• The exercise: Copy every line that holds "JSON".
— START OF Listed records —
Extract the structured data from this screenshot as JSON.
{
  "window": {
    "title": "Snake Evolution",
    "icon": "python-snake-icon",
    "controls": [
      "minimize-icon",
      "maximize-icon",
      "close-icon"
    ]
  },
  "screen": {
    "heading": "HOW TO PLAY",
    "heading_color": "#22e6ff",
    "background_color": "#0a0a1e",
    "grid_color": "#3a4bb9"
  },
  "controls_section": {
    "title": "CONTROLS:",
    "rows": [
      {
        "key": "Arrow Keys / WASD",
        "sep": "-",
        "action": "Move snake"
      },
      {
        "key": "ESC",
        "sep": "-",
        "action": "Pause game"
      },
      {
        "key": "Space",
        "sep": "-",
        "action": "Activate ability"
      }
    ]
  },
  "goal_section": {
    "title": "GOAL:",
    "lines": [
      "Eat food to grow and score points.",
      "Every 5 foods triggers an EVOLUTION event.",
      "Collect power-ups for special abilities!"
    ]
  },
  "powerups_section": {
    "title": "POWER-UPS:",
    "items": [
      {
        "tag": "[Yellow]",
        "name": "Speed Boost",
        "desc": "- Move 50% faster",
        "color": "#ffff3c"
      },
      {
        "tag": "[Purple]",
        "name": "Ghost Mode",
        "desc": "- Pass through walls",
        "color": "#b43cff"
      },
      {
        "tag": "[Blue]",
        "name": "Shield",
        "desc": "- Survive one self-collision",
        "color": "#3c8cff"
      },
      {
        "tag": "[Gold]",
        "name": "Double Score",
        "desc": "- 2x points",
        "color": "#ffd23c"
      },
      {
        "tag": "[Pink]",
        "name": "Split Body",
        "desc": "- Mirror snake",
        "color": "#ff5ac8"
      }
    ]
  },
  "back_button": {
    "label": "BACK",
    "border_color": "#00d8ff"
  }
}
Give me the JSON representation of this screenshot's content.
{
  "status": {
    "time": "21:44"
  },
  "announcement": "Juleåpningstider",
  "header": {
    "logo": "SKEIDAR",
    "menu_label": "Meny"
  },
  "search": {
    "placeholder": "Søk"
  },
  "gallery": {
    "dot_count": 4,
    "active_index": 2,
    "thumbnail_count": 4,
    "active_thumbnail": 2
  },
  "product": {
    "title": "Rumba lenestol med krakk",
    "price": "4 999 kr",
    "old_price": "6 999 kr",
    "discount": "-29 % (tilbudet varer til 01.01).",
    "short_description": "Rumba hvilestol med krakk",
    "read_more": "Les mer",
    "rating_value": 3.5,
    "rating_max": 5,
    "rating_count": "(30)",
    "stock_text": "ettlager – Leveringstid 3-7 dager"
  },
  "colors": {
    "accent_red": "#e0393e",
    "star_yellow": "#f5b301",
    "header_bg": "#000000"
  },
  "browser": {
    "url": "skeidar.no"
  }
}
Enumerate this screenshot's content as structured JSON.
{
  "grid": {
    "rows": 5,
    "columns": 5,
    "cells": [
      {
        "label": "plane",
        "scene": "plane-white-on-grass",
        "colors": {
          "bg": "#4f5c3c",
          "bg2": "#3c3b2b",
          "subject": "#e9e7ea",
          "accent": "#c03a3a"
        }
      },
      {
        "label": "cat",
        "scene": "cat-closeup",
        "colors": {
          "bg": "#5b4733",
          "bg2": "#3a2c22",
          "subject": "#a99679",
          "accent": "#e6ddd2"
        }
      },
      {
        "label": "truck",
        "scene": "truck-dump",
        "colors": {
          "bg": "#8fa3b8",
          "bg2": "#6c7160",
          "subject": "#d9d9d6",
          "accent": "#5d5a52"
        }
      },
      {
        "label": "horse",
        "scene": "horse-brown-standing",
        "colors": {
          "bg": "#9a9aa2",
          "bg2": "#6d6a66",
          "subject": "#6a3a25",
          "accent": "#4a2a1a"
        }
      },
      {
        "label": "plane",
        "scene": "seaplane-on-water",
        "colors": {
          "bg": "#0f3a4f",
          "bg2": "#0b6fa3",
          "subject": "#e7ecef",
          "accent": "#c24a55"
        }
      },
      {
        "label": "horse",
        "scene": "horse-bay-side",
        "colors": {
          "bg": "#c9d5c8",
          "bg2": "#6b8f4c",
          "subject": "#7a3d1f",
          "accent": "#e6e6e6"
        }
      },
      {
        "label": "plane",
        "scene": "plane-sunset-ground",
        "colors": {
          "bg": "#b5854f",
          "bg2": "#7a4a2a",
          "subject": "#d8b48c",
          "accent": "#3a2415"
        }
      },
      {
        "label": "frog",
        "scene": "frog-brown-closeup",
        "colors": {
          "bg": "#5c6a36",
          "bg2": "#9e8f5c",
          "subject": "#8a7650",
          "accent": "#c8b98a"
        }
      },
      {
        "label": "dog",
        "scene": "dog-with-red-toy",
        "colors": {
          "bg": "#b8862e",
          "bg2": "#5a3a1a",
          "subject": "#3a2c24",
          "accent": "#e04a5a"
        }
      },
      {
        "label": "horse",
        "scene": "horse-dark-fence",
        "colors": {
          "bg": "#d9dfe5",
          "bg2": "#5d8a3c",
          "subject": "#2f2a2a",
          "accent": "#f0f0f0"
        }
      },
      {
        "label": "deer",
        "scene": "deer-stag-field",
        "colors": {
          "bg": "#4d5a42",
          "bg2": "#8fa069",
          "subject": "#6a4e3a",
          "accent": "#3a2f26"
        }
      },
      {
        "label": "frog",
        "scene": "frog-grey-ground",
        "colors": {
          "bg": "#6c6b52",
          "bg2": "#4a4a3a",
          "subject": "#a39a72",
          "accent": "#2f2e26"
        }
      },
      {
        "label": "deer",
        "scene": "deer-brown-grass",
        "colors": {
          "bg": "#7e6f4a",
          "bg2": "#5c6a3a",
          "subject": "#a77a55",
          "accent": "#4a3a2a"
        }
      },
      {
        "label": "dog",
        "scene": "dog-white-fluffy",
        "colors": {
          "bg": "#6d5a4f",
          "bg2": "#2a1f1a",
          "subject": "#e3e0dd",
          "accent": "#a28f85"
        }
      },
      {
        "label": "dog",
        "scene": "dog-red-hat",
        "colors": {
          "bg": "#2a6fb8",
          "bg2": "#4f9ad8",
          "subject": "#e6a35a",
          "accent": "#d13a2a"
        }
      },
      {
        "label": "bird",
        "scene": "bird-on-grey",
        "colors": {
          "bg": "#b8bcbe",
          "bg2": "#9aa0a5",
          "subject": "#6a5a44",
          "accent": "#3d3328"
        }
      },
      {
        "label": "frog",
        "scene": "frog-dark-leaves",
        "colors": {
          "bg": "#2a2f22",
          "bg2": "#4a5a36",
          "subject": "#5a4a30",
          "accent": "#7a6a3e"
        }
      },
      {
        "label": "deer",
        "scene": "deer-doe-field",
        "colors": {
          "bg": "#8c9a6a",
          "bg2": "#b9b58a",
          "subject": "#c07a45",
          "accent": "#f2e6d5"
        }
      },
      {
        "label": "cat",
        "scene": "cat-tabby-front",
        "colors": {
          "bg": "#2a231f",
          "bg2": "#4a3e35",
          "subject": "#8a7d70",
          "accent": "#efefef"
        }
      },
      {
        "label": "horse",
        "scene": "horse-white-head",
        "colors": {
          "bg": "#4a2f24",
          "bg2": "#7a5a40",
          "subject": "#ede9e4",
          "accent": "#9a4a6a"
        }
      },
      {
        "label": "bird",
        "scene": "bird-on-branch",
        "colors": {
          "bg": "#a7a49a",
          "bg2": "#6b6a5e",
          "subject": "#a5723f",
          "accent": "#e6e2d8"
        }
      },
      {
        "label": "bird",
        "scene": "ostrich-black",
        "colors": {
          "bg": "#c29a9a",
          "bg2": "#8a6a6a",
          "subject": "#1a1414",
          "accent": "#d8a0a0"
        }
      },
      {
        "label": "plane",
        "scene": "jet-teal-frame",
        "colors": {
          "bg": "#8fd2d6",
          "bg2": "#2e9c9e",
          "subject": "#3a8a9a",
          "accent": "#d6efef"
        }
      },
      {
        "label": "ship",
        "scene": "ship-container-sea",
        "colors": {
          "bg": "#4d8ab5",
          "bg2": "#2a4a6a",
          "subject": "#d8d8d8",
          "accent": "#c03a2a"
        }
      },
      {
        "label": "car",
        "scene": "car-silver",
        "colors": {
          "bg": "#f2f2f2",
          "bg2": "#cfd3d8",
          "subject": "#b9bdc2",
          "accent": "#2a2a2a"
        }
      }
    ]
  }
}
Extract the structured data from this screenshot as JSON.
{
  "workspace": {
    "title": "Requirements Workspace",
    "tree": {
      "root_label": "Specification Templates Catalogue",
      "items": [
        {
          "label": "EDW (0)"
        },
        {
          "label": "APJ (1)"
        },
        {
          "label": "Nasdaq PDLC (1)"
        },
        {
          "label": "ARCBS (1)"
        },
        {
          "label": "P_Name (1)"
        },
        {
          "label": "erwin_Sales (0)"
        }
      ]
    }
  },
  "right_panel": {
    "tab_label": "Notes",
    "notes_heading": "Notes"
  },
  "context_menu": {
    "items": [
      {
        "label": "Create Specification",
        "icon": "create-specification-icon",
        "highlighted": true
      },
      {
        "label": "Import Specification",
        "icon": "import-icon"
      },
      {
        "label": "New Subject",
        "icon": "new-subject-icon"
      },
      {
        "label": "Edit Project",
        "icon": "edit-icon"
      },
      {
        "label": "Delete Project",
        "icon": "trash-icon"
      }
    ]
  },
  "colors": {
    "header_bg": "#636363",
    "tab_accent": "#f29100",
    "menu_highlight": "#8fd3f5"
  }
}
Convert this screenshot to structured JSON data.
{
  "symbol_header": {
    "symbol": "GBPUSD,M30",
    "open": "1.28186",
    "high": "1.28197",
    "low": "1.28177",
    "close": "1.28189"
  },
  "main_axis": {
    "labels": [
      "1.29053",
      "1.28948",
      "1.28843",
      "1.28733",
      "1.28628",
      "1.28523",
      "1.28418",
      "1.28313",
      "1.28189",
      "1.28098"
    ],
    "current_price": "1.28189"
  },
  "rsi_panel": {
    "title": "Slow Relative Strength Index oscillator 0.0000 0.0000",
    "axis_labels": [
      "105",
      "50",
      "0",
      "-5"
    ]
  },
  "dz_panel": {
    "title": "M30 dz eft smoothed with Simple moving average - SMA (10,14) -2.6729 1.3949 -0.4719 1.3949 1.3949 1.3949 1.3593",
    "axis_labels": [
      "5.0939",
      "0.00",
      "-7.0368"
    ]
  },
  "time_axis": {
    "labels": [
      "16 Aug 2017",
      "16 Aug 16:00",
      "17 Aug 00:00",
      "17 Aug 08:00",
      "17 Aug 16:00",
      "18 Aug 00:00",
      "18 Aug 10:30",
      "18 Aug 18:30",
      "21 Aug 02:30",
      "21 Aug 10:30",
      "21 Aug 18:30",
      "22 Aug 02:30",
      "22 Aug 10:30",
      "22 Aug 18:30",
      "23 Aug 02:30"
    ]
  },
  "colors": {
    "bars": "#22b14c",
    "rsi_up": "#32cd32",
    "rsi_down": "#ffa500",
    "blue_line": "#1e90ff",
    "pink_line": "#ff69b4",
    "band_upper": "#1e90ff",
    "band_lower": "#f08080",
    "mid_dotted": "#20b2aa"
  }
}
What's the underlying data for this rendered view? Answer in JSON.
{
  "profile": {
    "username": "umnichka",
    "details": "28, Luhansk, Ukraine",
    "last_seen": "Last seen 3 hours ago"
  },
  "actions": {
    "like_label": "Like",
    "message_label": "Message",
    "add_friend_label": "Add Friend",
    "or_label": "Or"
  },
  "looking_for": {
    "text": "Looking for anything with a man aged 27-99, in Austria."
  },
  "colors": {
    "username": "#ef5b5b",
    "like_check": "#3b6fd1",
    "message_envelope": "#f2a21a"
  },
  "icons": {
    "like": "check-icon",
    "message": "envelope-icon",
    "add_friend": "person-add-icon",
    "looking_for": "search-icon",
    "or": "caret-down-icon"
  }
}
— END OF Listed records —
• Response:
Extract the structured data from this screenshot as JSON.
Give me the JSON representation of this screenshot's content.
Enumerate this screenshot's content as structured JSON.
Extract the structured data from this screenshot as JSON.
Convert this screenshot to structured JSON data.
What's the underlying data for this rendered view? Answer in JSON.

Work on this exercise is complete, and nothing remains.